**What is expected**
The records below must be duplicated exactly, character for character.

[Extracted data entries]
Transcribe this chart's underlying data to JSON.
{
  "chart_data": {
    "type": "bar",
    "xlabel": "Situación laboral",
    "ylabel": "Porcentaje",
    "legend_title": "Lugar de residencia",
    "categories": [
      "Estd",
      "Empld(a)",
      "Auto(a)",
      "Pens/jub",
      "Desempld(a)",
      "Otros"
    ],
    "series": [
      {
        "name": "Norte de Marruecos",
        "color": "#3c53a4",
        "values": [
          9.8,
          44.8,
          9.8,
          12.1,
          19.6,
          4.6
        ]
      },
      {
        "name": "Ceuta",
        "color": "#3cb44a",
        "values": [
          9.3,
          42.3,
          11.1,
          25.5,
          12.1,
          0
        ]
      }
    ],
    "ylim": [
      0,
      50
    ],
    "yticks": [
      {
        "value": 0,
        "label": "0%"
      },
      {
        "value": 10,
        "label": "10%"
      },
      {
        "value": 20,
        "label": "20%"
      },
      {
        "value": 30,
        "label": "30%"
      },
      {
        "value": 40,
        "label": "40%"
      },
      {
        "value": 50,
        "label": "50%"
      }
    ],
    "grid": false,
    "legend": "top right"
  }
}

**Solution**
Transcribe this chart's underlying data to JSON.
{
  "chart_data": {
    "type": "bar",
    "xlabel": "Situación laboral",
    "ylabel": "Porcentaje",
    "legend_title": "Lugar de residencia",
    "categories": [
      "Estd",
      "Empld(a)",
      "Auto(a)",
      "Pens/jub",
      "Desempld(a)",
      "Otros"
    ],
    "series": [
      {
        "name": "Norte de Marruecos",
        "color": "#3c53a4",
        "values": [
          9.8,
          44.8,
          9.8,
          12.1,
          19.6,
          4.6
        ]
      },
      {
        "name": "Ceuta",
        "color": "#3cb44a",
        "values": [
          9.3,
          42.3,
          11.1,
          25.5,
          12.1,
          0
        ]
      }
    ],
    "ylim": [
      0,
      50
    ],
    "yticks": [
      {
        "value": 0,
        "label": "0%"
      },
      {
        "value": 10,
        "label": "10%"
      },
      {
        "value": 20,
        "label": "20%"
      },
      {
        "value": 30,
        "label": "30%"
      },
      {
        "value": 40,
        "label": "40%"
      },
      {
        "value": 50,
        "label": "50%"
      }
    ],
    "grid": false,
    "legend": "top right"
  }
}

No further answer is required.